The complete listing should be restated exactly.
■ ■ ■
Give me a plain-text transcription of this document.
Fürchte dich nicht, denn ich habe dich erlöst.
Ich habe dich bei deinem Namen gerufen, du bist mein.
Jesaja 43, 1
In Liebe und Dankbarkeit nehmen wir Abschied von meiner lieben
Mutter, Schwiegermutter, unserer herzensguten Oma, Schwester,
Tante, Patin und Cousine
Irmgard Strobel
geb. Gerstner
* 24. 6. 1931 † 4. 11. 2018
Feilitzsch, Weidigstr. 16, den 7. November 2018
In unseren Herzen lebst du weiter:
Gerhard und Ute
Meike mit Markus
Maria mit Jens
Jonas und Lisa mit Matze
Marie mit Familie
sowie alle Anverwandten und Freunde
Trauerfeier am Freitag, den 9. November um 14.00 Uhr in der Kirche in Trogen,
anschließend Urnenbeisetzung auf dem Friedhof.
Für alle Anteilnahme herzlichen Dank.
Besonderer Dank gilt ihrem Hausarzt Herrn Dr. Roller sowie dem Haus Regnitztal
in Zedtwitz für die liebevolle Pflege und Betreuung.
■ ■ ■
§ **ANSWER TO THE TASK**:
Give me a plain-text transcription of this document.
Fürchte dich nicht, denn ich habe dich erlöst.
Ich habe dich bei deinem Namen gerufen, du bist mein.
Jesaja 43, 1
In Liebe und Dankbarkeit nehmen wir Abschied von meiner lieben
Mutter, Schwiegermutter, unserer herzensguten Oma, Schwester,
Tante, Patin und Cousine
Irmgard Strobel
geb. Gerstner
* 24. 6. 1931 † 4. 11. 2018
Feilitzsch, Weidigstr. 16, den 7. November 2018
In unseren Herzen lebst du weiter:
Gerhard und Ute
Meike mit Markus
Maria mit Jens
Jonas und Lisa mit Matze
Marie mit Familie
sowie alle Anverwandten und Freunde
Trauerfeier am Freitag, den 9. November um 14.00 Uhr in der Kirche in Trogen,
anschließend Urnenbeisetzung auf dem Friedhof.
Für alle Anteilnahme herzlichen Dank.
Besonderer Dank gilt ihrem Hausarzt Herrn Dr. Roller sowie dem Haus Regnitztal
in Zedtwitz für die liebevolle Pflege und Betreuung.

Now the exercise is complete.